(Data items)
— Start —

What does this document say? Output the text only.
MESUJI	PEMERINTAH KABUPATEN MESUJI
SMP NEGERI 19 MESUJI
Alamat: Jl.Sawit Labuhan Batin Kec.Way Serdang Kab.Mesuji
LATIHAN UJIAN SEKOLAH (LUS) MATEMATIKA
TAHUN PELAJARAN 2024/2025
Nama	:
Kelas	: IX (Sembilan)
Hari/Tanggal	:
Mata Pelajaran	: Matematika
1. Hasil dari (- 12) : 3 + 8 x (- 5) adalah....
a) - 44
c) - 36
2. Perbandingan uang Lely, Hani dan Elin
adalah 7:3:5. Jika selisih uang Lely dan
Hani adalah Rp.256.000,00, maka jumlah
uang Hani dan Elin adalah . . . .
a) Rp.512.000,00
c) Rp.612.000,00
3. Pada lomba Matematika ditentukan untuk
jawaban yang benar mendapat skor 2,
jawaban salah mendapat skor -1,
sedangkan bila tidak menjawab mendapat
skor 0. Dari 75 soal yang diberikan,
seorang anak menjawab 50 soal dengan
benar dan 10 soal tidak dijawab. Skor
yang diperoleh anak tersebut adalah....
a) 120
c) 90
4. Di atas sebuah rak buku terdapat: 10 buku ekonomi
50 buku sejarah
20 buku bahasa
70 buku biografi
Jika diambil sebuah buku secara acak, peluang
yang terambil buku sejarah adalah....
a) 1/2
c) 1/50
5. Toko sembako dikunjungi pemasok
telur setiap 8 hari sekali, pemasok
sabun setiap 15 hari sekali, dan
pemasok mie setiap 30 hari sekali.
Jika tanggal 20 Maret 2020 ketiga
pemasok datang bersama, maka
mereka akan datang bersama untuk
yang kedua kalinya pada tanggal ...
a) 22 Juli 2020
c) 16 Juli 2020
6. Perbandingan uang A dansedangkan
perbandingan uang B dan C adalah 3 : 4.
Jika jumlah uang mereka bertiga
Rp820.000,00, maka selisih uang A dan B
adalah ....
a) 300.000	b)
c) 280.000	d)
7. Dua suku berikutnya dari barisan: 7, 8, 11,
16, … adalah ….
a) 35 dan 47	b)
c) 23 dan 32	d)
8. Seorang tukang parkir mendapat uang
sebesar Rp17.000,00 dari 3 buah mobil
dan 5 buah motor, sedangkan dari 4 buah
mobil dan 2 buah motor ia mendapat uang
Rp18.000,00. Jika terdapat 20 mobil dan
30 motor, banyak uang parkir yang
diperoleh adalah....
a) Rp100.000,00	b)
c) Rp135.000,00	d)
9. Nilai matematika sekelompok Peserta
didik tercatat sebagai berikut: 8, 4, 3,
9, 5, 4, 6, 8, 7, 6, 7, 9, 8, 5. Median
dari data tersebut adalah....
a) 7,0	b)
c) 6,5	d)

— End —
— Start —

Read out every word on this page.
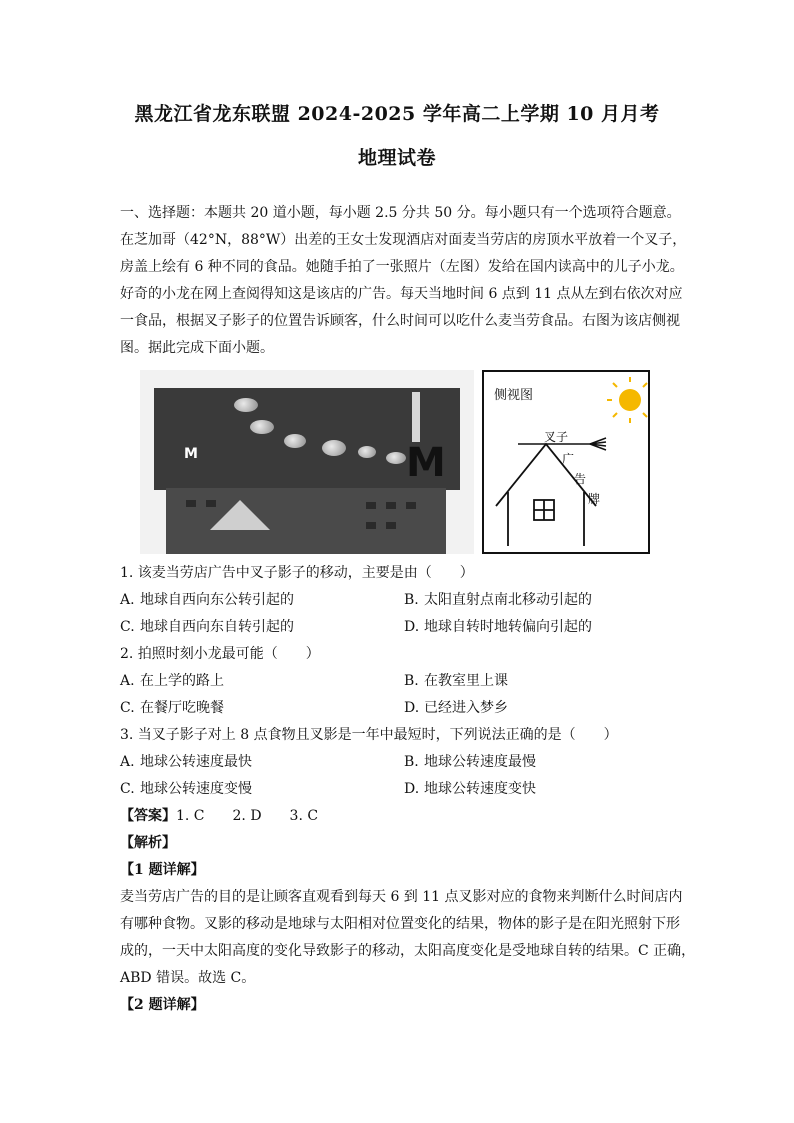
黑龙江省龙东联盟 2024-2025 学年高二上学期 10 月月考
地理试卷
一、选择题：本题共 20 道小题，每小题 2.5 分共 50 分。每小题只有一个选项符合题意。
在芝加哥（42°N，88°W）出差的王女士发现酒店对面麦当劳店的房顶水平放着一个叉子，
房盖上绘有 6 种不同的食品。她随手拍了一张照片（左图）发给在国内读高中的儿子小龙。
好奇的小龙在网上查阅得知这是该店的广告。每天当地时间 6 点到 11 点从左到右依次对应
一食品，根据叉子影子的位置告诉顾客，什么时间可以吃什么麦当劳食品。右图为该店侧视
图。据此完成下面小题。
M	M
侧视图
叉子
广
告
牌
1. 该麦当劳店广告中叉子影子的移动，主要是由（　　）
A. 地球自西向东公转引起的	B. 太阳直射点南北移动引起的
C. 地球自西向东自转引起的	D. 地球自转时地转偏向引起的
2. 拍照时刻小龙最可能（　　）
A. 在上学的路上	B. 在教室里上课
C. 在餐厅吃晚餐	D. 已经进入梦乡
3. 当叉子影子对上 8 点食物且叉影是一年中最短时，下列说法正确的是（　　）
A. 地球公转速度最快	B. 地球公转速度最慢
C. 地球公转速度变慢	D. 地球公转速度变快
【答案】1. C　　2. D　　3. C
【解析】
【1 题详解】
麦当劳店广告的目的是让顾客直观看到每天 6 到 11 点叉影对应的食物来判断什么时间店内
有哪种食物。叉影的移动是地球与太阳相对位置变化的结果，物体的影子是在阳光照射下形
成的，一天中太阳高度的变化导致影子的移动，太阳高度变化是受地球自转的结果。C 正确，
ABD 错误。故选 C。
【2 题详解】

— End —

**Problem requirements:** Scan the listing above for the word "sejarah" and copy every line that holds it.

**Exercise response:**
50 buku sejarah
yang terambil buku sejarah adalah....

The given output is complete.